===== RECORDS FOR THIS TASK =====
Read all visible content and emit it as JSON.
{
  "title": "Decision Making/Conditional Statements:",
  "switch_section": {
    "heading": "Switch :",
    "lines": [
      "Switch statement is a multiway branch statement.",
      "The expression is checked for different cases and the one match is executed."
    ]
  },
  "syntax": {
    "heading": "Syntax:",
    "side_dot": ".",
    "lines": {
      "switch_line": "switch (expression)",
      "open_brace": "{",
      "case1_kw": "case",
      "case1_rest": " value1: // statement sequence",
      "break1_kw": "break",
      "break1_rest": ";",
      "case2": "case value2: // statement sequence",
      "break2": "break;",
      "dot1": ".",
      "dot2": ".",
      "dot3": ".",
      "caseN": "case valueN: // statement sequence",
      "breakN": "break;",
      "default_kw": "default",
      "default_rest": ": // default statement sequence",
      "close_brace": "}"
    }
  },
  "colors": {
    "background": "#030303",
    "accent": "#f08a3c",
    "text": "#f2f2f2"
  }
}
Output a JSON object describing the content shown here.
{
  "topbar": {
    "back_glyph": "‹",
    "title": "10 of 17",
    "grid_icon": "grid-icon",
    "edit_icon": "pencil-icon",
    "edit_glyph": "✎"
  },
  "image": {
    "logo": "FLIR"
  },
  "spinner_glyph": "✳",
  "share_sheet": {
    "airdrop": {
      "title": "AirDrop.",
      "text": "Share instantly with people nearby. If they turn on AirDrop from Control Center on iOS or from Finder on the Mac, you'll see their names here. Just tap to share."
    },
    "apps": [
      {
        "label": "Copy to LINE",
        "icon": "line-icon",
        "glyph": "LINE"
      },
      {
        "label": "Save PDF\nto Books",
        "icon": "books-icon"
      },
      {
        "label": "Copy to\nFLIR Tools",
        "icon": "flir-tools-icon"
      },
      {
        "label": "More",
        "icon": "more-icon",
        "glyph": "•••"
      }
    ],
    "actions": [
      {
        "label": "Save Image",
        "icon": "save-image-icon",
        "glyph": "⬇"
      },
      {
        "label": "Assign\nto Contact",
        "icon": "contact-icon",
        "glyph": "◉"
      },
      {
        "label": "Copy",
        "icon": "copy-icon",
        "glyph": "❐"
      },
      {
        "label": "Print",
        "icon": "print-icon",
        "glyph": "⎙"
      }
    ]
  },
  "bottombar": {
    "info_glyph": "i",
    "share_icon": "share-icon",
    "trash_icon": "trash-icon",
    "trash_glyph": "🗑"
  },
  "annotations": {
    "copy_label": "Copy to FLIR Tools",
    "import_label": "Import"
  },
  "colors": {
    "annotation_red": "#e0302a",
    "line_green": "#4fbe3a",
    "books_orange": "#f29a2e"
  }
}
=====
===== RECORDS FOR THIS TASK =====
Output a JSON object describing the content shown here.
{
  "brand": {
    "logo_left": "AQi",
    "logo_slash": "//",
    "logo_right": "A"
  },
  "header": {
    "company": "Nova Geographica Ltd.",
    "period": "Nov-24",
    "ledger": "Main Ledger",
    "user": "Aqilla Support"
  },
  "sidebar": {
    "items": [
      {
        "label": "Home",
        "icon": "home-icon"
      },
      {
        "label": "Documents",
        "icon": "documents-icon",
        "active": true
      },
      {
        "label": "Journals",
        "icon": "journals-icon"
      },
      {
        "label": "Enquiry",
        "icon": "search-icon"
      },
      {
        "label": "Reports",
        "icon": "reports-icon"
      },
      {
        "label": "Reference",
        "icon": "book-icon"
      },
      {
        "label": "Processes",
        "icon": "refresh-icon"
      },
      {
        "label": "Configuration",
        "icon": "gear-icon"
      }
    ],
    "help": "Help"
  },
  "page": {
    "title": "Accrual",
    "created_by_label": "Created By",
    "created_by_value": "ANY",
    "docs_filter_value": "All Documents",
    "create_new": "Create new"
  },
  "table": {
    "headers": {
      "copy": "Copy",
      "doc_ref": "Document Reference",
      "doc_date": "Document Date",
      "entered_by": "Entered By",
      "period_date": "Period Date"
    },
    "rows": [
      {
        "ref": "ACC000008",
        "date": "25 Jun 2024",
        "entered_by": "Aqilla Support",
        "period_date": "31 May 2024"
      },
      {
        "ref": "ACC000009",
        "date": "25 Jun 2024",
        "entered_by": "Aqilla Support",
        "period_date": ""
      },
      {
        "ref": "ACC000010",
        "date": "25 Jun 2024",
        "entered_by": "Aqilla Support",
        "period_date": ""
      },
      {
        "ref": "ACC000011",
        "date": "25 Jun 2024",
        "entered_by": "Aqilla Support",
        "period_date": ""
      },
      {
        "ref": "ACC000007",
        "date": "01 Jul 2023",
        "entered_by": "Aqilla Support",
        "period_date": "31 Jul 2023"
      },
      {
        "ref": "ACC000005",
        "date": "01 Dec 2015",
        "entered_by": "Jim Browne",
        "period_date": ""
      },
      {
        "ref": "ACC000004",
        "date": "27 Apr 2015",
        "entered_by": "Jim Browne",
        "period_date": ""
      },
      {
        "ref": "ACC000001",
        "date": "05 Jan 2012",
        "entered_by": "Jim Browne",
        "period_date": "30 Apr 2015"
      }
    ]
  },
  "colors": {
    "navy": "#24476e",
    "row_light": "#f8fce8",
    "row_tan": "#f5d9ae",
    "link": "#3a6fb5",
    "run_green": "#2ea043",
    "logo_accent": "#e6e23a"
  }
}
=====
> [REQUEST] Extract all lines of the records above that include "Reference".

> [SOLUTION FOR THIS TASK]
        "label": "Reference",
      "doc_ref": "Document Reference",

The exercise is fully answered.